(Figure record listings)
-- Begin --
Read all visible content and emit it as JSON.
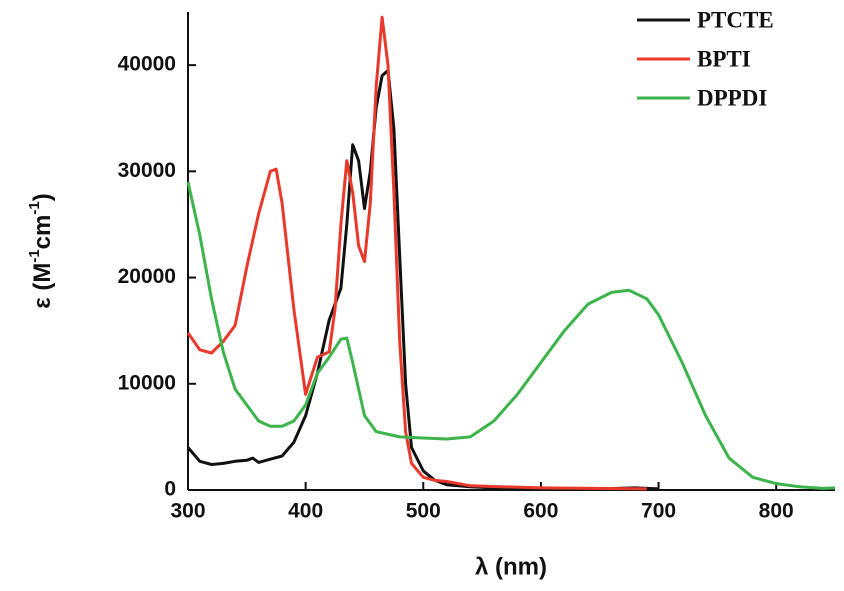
{
  "chart_data": {
    "type": "line",
    "x_label": "λ (nm)",
    "y_label_parts": [
      "ε (M",
      "-1",
      "cm",
      "-1",
      ")"
    ],
    "xlim": [
      300,
      850
    ],
    "xticks": [
      300,
      400,
      500,
      600,
      700,
      800
    ],
    "ylim": [
      0,
      45000
    ],
    "yticks": [
      0,
      10000,
      20000,
      30000,
      40000
    ],
    "legend": "upper right",
    "series": [
      {
        "name": "PTCTE",
        "color": "#111111",
        "x": [
          300,
          310,
          320,
          330,
          340,
          350,
          355,
          360,
          370,
          380,
          390,
          400,
          410,
          420,
          430,
          435,
          440,
          445,
          450,
          455,
          460,
          465,
          470,
          475,
          480,
          485,
          490,
          500,
          510,
          520,
          540,
          560,
          600,
          650,
          680,
          700
        ],
        "values": [
          4000,
          2700,
          2400,
          2500,
          2700,
          2800,
          3000,
          2600,
          2900,
          3200,
          4500,
          7000,
          11000,
          16000,
          19000,
          25000,
          32500,
          31000,
          26500,
          30000,
          36000,
          39000,
          39500,
          34000,
          22000,
          10000,
          4000,
          1800,
          900,
          500,
          300,
          200,
          150,
          100,
          200,
          100
        ]
      },
      {
        "name": "BPTI",
        "color": "#e8392b",
        "x": [
          300,
          310,
          320,
          330,
          340,
          350,
          360,
          365,
          370,
          375,
          380,
          390,
          400,
          410,
          420,
          425,
          430,
          435,
          440,
          445,
          450,
          455,
          460,
          465,
          470,
          475,
          480,
          485,
          490,
          500,
          510,
          520,
          540,
          600,
          690
        ],
        "values": [
          14800,
          13200,
          12900,
          14000,
          15500,
          21000,
          26000,
          28000,
          30000,
          30200,
          27000,
          17000,
          9000,
          12500,
          13000,
          17000,
          25000,
          31000,
          28000,
          23000,
          21500,
          27000,
          38000,
          44500,
          40000,
          28000,
          14000,
          5500,
          2500,
          1200,
          900,
          800,
          400,
          200,
          100
        ]
      },
      {
        "name": "DPPDI",
        "color": "#3cb44b",
        "x": [
          300,
          310,
          320,
          330,
          340,
          350,
          360,
          370,
          380,
          390,
          400,
          410,
          420,
          430,
          435,
          440,
          450,
          460,
          480,
          500,
          520,
          540,
          560,
          580,
          600,
          620,
          640,
          660,
          675,
          690,
          700,
          720,
          740,
          760,
          780,
          800,
          820,
          840,
          850
        ],
        "values": [
          29000,
          24000,
          18000,
          13000,
          9500,
          8000,
          6500,
          6000,
          6000,
          6500,
          8000,
          11000,
          12500,
          14200,
          14300,
          12000,
          7000,
          5500,
          5000,
          4900,
          4800,
          5000,
          6500,
          9000,
          12000,
          15000,
          17500,
          18600,
          18800,
          18000,
          16500,
          12000,
          7000,
          3000,
          1200,
          600,
          300,
          150,
          200
        ]
      }
    ]
  }
}
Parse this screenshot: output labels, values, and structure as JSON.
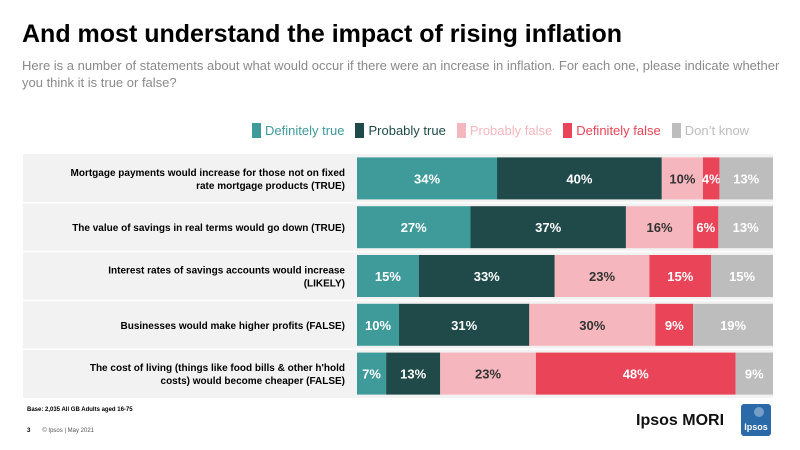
{
  "header": {
    "title": "And most understand the impact of rising inflation",
    "subtitle": "Here is a number of statements about what would occur if there were an increase in inflation. For each one, please indicate whether you think it is true or false?"
  },
  "legend": [
    {
      "label": "Definitely true",
      "color": "#3f9a9a"
    },
    {
      "label": "Probably true",
      "color": "#1f4a49"
    },
    {
      "label": "Probably false",
      "color": "#f5b6bd"
    },
    {
      "label": "Definitely false",
      "color": "#ea4458"
    },
    {
      "label": "Don’t know",
      "color": "#bdbdbd"
    }
  ],
  "chart_data": {
    "type": "bar",
    "orientation": "horizontal",
    "stacked": true,
    "categories": [
      "Mortgage payments would increase for those not on fixed rate mortgage products (TRUE)",
      "The value of savings in real terms would go down (TRUE)",
      "Interest rates of savings accounts would increase (LIKELY)",
      "Businesses would make higher profits (FALSE)",
      "The cost of living (things like food bills & other h'hold costs) would become cheaper (FALSE)"
    ],
    "category_lines": [
      [
        "Mortgage payments would increase for those not on fixed",
        "rate mortgage products (TRUE)"
      ],
      [
        "The value of savings in real terms would go down (TRUE)"
      ],
      [
        "Interest rates of savings accounts would increase",
        "(LIKELY)"
      ],
      [
        "Businesses would make higher profits (FALSE)"
      ],
      [
        "The cost of living (things like food bills & other h'hold",
        "costs) would become cheaper (FALSE)"
      ]
    ],
    "series": [
      {
        "name": "Definitely true",
        "color": "#3f9a9a",
        "values": [
          34,
          27,
          15,
          10,
          7
        ]
      },
      {
        "name": "Probably true",
        "color": "#1f4a49",
        "values": [
          40,
          37,
          33,
          31,
          13
        ]
      },
      {
        "name": "Probably false",
        "color": "#f5b6bd",
        "values": [
          10,
          16,
          23,
          30,
          23
        ]
      },
      {
        "name": "Definitely false",
        "color": "#ea4458",
        "values": [
          4,
          6,
          15,
          9,
          48
        ]
      },
      {
        "name": "Don’t know",
        "color": "#bdbdbd",
        "values": [
          13,
          13,
          15,
          19,
          9
        ]
      }
    ],
    "value_suffix": "%"
  },
  "footer": {
    "base": "Base: 2,035 All GB Adults aged 16-75",
    "page_number": "3",
    "copyright": "© Ipsos | May 2021",
    "brand": "Ipsos MORI",
    "logo_text": "Ipsos",
    "logo_color": "#2a6aa8"
  }
}
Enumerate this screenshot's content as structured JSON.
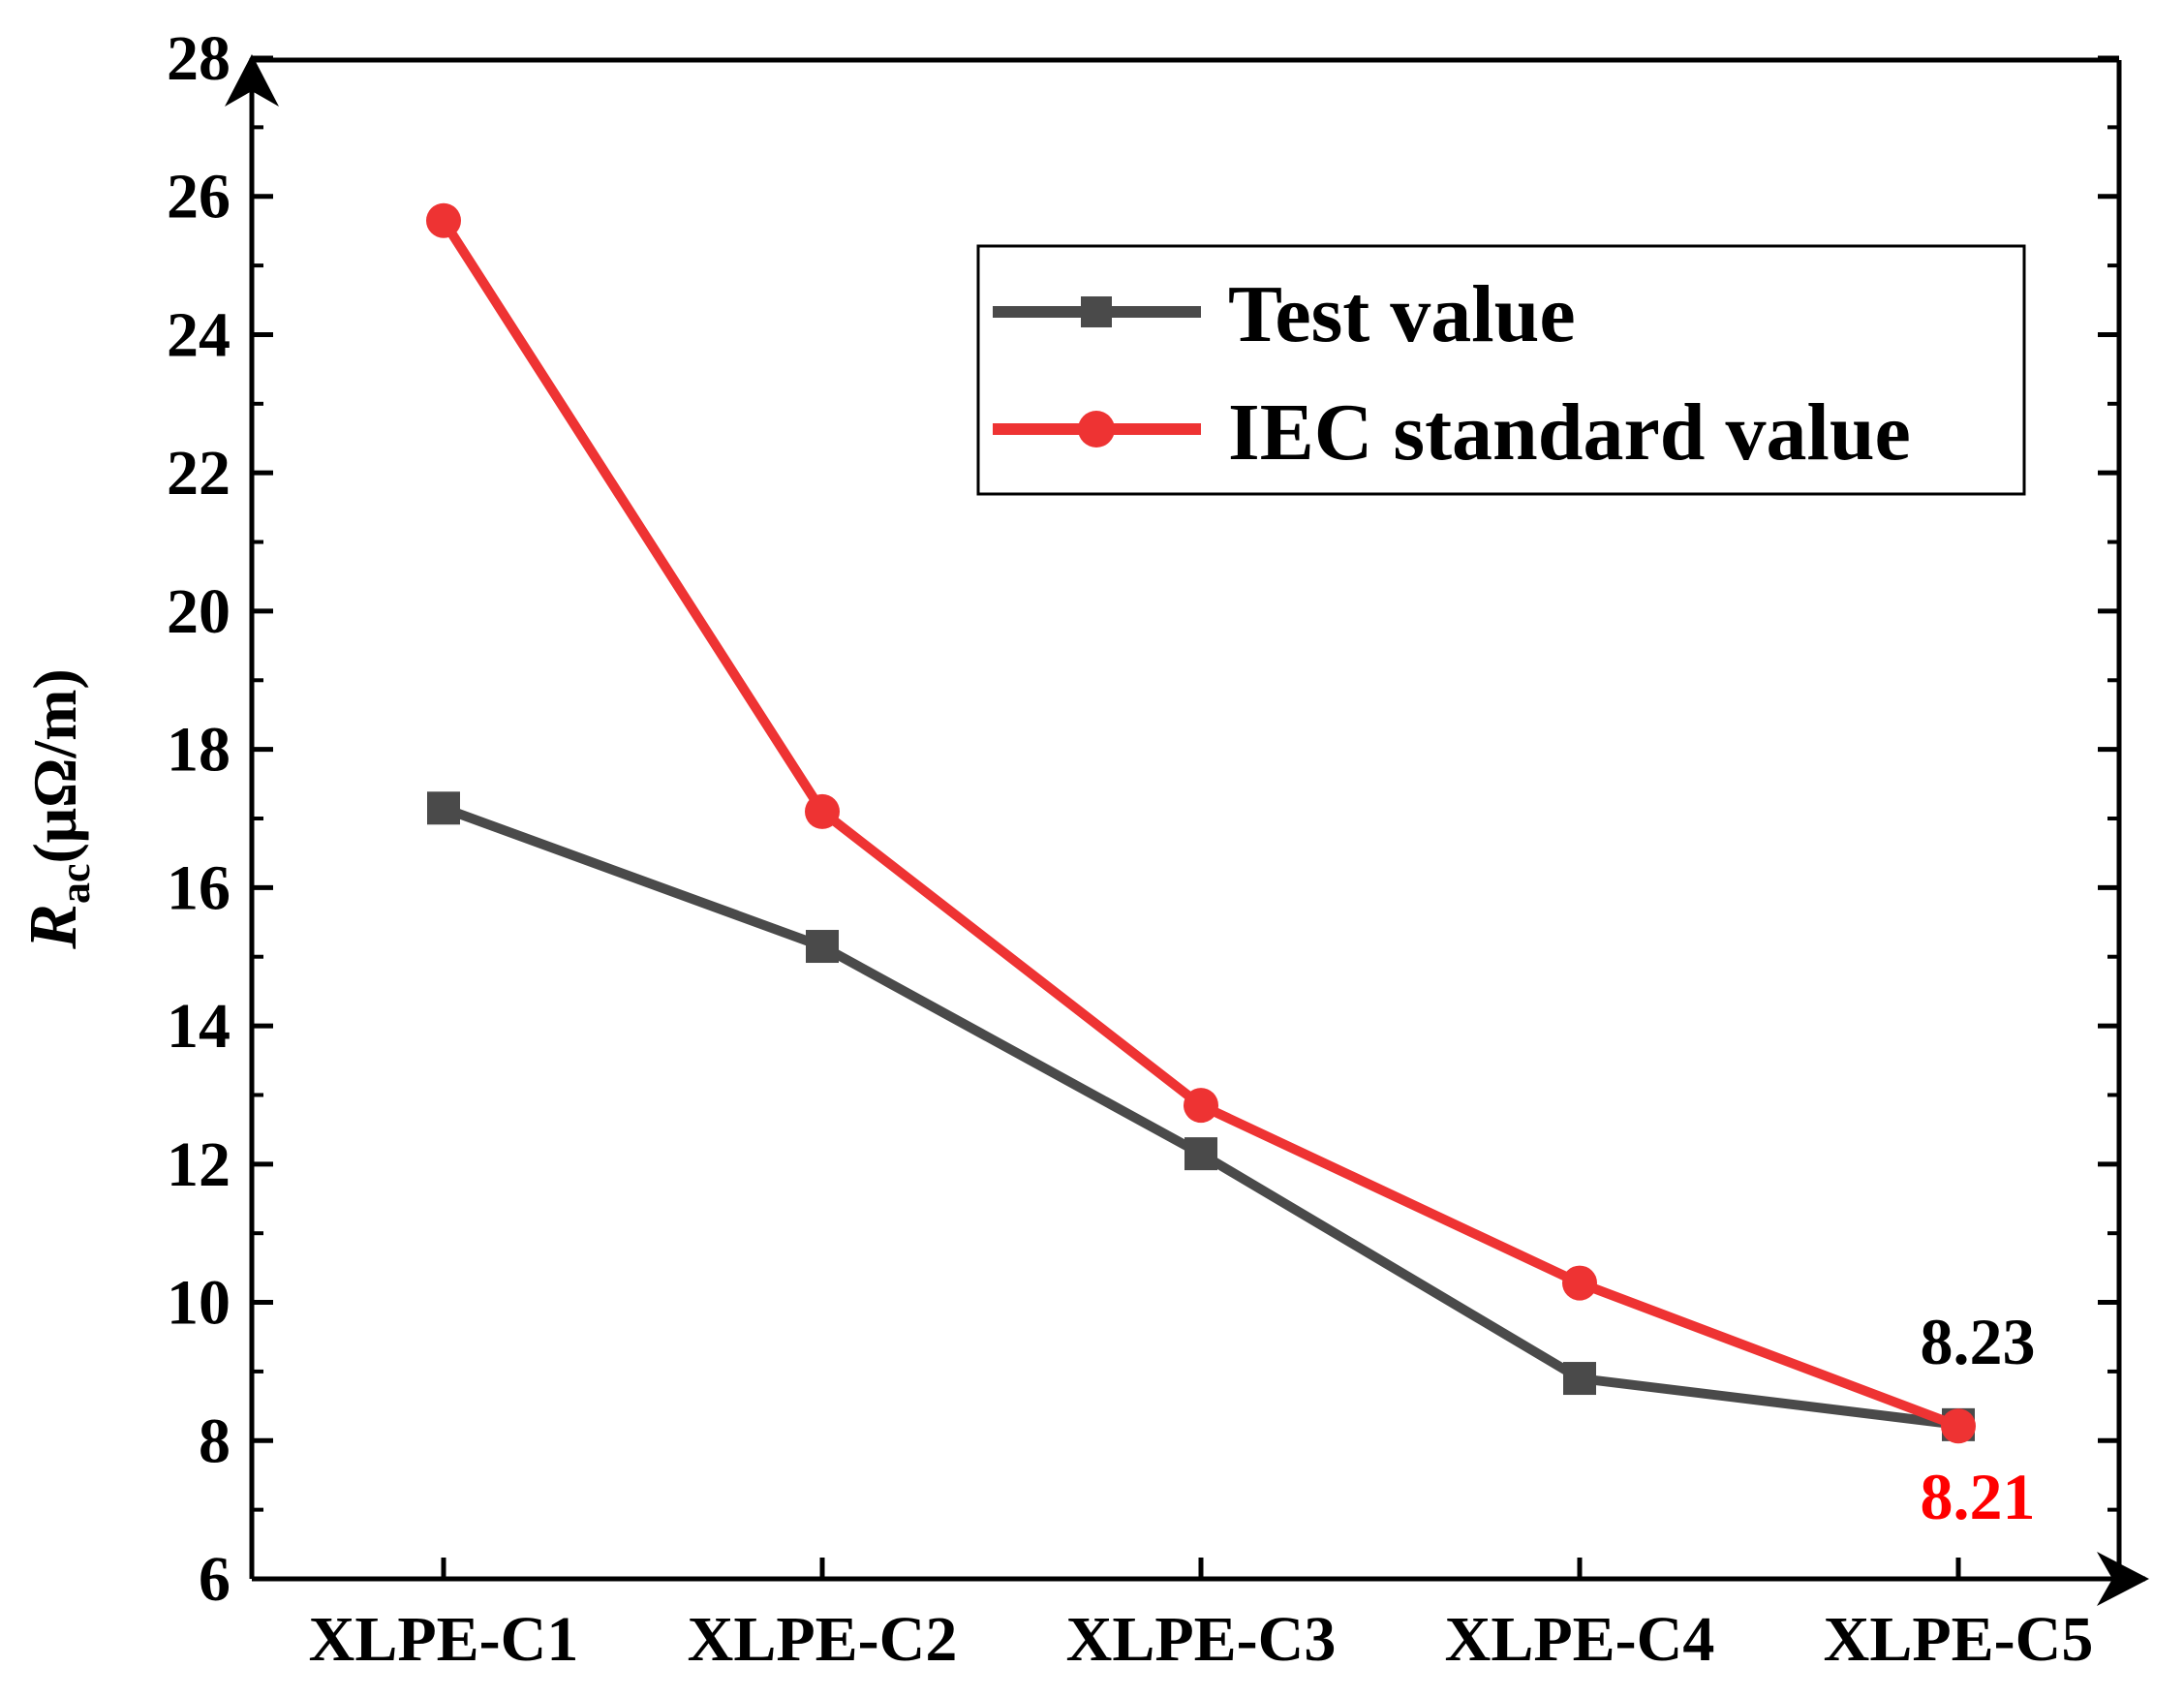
{
  "chart_data": {
    "type": "line",
    "title": "",
    "xlabel": "",
    "ylabel": {
      "main": "R",
      "sub": "ac",
      "unit": "(μΩ/m)"
    },
    "categories": [
      "XLPE-C1",
      "XLPE-C2",
      "XLPE-C3",
      "XLPE-C4",
      "XLPE-C5"
    ],
    "ylim": [
      6,
      28
    ],
    "yticks": [
      6,
      8,
      10,
      12,
      14,
      16,
      18,
      20,
      22,
      24,
      26,
      28
    ],
    "series": [
      {
        "name": "Test value",
        "marker": "square",
        "color": "#4a4a4a",
        "values": [
          17.15,
          15.15,
          12.15,
          8.9,
          8.23
        ]
      },
      {
        "name": "IEC standard value",
        "marker": "circle",
        "color": "#ee3333",
        "values": [
          25.65,
          17.1,
          12.85,
          10.28,
          8.21
        ]
      }
    ],
    "legend": {
      "position": "top-right"
    },
    "annotations": [
      {
        "text": "8.23",
        "series": "Test value",
        "category": "XLPE-C5",
        "color": "#000000"
      },
      {
        "text": "8.21",
        "series": "IEC standard value",
        "category": "XLPE-C5",
        "color": "#ff0000"
      }
    ]
  }
}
-- End --
* Exercise objective
Every entry above is to be set down exactly; the pictures are to be left out.

* Final result
Read all visible content and emit it as JSON.
{
  "chart_data": {
    "type": "line",
    "x_label": "λ (nm)",
    "y_label_parts": [
      "ε (M",
      "-1",
      "cm",
      "-1",
      ")"
    ],
    "xlim": [
      300,
      850
    ],
    "xticks": [
      300,
      400,
      500,
      600,
      700,
      800
    ],
    "ylim": [
      0,
      45000
    ],
    "yticks": [
      0,
      10000,
      20000,
      30000,
      40000
    ],
    "legend": "upper right",
    "series": [
      {
        "name": "PTCTE",
        "color": "#111111",
        "x": [
          300,
          310,
          320,
          330,
          340,
          350,
          355,
          360,
          370,
          380,
          390,
          400,
          410,
          420,
          430,
          435,
          440,
          445,
          450,
          455,
          460,
          465,
          470,
          475,
          480,
          485,
          490,
          500,
          510,
          520,
          540,
          560,
          600,
          650,
          680,
          700
        ],
        "values": [
          4000,
          2700,
          2400,
          2500,
          2700,
          2800,
          3000,
          2600,
          2900,
          3200,
          4500,
          7000,
          11000,
          16000,
          19000,
          25000,
          32500,
          31000,
          26500,
          30000,
          36000,
          39000,
          39500,
          34000,
          22000,
          10000,
          4000,
          1800,
          900,
          500,
          300,
          200,
          150,
          100,
          200,
          100
        ]
      },
      {
        "name": "BPTI",
        "color": "#e8392b",
        "x": [
          300,
          310,
          320,
          330,
          340,
          350,
          360,
          365,
          370,
          375,
          380,
          390,
          400,
          410,
          420,
          425,
          430,
          435,
          440,
          445,
          450,
          455,
          460,
          465,
          470,
          475,
          480,
          485,
          490,
          500,
          510,
          520,
          540,
          600,
          690
        ],
        "values": [
          14800,
          13200,
          12900,
          14000,
          15500,
          21000,
          26000,
          28000,
          30000,
          30200,
          27000,
          17000,
          9000,
          12500,
          13000,
          17000,
          25000,
          31000,
          28000,
          23000,
          21500,
          27000,
          38000,
          44500,
          40000,
          28000,
          14000,
          5500,
          2500,
          1200,
          900,
          800,
          400,
          200,
          100
        ]
      },
      {
        "name": "DPPDI",
        "color": "#3cb44b",
        "x": [
          300,
          310,
          320,
          330,
          340,
          350,
          360,
          370,
          380,
          390,
          400,
          410,
          420,
          430,
          435,
          440,
          450,
          460,
          480,
          500,
          520,
          540,
          560,
          580,
          600,
          620,
          640,
          660,
          675,
          690,
          700,
          720,
          740,
          760,
          780,
          800,
          820,
          840,
          850
        ],
        "values": [
          29000,
          24000,
          18000,
          13000,
          9500,
          8000,
          6500,
          6000,
          6000,
          6500,
          8000,
          11000,
          12500,
          14200,
          14300,
          12000,
          7000,
          5500,
          5000,
          4900,
          4800,
          5000,
          6500,
          9000,
          12000,
          15000,
          17500,
          18600,
          18800,
          18000,
          16500,
          12000,
          7000,
          3000,
          1200,
          600,
          300,
          150,
          200
        ]
      }
    ]
  }
}
Parse this screenshot: output labels, values, and structure as JSON.
{
  "header": {
    "title": "And most understand the impact of rising inflation",
    "subtitle": "Here is a number of statements about what would occur if there were an increase in inflation. For each one, please indicate whether you think it is true or false?"
  },
  "legend": [
    {
      "label": "Definitely true",
      "color": "#3f9a9a"
    },
    {
      "label": "Probably true",
      "color": "#1f4a49"
    },
    {
      "label": "Probably false",
      "color": "#f5b6bd"
    },
    {
      "label": "Definitely false",
      "color": "#ea4458"
    },
    {
      "label": "Don’t know",
      "color": "#bdbdbd"
    }
  ],
  "chart_data": {
    "type": "bar",
    "orientation": "horizontal",
    "stacked": true,
    "categories": [
      "Mortgage payments would increase for those not on fixed rate mortgage products (TRUE)",
      "The value of savings in real terms would go down (TRUE)",
      "Interest rates of savings accounts would increase (LIKELY)",
      "Businesses would make higher profits (FALSE)",
      "The cost of living (things like food bills & other h'hold costs) would become cheaper (FALSE)"
    ],
    "category_lines": [
      [
        "Mortgage payments would increase for those not on fixed",
        "rate mortgage products (TRUE)"
      ],
      [
        "The value of savings in real terms would go down (TRUE)"
      ],
      [
        "Interest rates of savings accounts would increase",
        "(LIKELY)"
      ],
      [
        "Businesses would make higher profits (FALSE)"
      ],
      [
        "The cost of living (things like food bills & other h'hold",
        "costs) would become cheaper (FALSE)"
      ]
    ],
    "series": [
      {
        "name": "Definitely true",
        "color": "#3f9a9a",
        "values": [
          34,
          27,
          15,
          10,
          7
        ]
      },
      {
        "name": "Probably true",
        "color": "#1f4a49",
        "values": [
          40,
          37,
          33,
          31,
          13
        ]
      },
      {
        "name": "Probably false",
        "color": "#f5b6bd",
        "values": [
          10,
          16,
          23,
          30,
          23
        ]
      },
      {
        "name": "Definitely false",
        "color": "#ea4458",
        "values": [
          4,
          6,
          15,
          9,
          48
        ]
      },
      {
        "name": "Don’t know",
        "color": "#bdbdbd",
        "values": [
          13,
          13,
          15,
          19,
          9
        ]
      }
    ],
    "value_suffix": "%"
  },
  "footer": {
    "base": "Base: 2,035 All GB Adults aged 16-75",
    "page_number": "3",
    "copyright": "© Ipsos | May 2021",
    "brand": "Ipsos MORI",
    "logo_text": "Ipsos",
    "logo_color": "#2a6aa8"
  }
}
Enumerate this screenshot's content as structured JSON.
{
  "chart_data": {
    "type": "line",
    "title": "",
    "xlabel": "",
    "ylabel": {
      "main": "R",
      "sub": "ac",
      "unit": "(μΩ/m)"
    },
    "categories": [
      "XLPE-C1",
      "XLPE-C2",
      "XLPE-C3",
      "XLPE-C4",
      "XLPE-C5"
    ],
    "ylim": [
      6,
      28
    ],
    "yticks": [
      6,
      8,
      10,
      12,
      14,
      16,
      18,
      20,
      22,
      24,
      26,
      28
    ],
    "series": [
      {
        "name": "Test value",
        "marker": "square",
        "color": "#4a4a4a",
        "values": [
          17.15,
          15.15,
          12.15,
          8.9,
          8.23
        ]
      },
      {
        "name": "IEC standard value",
        "marker": "circle",
        "color": "#ee3333",
        "values": [
          25.65,
          17.1,
          12.85,
          10.28,
          8.21
        ]
      }
    ],
    "legend": {
      "position": "top-right"
    },
    "annotations": [
      {
        "text": "8.23",
        "series": "Test value",
        "category": "XLPE-C5",
        "color": "#000000"
      },
      {
        "text": "8.21",
        "series": "IEC standard value",
        "category": "XLPE-C5",
        "color": "#ff0000"
      }
    ]
  }
}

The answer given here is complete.